* start Records for the task *

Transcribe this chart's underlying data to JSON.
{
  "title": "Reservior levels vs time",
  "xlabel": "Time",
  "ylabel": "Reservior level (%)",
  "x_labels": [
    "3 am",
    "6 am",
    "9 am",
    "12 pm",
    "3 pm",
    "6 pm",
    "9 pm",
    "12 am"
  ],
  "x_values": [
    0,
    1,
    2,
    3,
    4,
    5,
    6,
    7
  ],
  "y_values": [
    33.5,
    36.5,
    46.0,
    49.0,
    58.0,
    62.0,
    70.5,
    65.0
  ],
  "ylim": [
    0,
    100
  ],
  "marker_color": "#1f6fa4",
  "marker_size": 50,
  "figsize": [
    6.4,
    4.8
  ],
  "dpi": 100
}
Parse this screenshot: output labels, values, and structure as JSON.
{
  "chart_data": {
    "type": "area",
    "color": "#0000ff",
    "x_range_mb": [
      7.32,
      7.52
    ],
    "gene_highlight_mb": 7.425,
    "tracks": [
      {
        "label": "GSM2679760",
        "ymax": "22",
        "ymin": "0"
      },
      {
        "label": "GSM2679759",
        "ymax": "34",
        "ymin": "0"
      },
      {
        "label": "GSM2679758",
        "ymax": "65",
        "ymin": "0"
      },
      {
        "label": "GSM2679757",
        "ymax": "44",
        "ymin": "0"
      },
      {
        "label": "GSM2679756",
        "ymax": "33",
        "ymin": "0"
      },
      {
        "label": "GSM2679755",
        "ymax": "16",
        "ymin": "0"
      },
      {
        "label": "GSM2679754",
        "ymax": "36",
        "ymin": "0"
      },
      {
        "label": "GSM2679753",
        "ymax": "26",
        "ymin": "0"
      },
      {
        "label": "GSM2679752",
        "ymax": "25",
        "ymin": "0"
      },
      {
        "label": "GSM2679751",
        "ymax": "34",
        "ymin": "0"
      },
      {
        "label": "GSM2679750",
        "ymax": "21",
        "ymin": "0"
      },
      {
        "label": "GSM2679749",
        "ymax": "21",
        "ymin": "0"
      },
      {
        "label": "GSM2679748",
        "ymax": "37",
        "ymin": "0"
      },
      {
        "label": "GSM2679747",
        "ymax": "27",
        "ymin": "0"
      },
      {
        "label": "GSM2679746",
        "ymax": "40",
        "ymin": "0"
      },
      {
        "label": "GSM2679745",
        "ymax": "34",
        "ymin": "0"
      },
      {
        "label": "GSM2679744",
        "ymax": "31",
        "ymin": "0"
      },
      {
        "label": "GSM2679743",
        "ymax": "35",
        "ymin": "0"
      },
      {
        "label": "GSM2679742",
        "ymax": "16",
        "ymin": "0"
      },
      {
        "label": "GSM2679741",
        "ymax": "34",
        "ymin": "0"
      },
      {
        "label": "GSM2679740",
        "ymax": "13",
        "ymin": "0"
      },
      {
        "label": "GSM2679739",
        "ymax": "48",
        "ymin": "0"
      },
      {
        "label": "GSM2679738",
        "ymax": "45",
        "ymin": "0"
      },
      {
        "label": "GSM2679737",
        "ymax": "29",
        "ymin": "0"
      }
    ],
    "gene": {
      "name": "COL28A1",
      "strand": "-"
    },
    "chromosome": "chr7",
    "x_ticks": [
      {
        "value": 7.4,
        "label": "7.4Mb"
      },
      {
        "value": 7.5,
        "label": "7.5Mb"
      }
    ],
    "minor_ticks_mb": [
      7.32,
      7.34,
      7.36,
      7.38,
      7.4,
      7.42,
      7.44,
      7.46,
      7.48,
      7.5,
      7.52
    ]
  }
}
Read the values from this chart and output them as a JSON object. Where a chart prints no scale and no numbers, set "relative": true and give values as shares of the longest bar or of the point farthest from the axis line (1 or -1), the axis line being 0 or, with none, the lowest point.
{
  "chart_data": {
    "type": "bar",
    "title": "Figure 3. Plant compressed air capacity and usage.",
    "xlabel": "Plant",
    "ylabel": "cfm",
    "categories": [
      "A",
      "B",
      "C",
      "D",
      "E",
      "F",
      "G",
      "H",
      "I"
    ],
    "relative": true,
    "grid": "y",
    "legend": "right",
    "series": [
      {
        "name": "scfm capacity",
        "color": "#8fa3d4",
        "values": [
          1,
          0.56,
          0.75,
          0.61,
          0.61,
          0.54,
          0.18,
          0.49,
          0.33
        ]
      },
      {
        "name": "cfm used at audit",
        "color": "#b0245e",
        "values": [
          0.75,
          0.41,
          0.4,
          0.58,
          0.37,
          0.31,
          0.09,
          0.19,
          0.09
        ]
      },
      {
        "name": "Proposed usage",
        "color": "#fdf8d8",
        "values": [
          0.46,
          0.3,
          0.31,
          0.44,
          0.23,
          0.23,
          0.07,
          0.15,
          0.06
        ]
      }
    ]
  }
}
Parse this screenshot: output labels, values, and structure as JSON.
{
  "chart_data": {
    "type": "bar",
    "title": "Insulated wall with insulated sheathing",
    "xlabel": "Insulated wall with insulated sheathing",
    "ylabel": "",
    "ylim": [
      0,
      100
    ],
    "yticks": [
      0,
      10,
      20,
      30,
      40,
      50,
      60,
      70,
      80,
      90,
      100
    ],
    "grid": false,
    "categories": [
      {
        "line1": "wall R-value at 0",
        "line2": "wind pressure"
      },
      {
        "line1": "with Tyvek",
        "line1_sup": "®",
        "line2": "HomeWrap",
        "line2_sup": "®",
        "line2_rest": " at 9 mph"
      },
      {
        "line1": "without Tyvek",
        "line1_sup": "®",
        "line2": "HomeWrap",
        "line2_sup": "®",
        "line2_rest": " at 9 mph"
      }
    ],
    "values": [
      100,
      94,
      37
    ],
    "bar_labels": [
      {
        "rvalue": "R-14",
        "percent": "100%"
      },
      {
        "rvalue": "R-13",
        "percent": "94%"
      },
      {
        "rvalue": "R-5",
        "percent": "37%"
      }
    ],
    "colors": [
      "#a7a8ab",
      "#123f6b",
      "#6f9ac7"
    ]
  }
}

* end Records for the task *

- [Short problem]: Using the records above, gather all lines where the string "xlabel" is present.

- [Final result]:
  "xlabel": "Time",
    "xlabel": "Plant",
    "xlabel": "Insulated wall with insulated sheathing",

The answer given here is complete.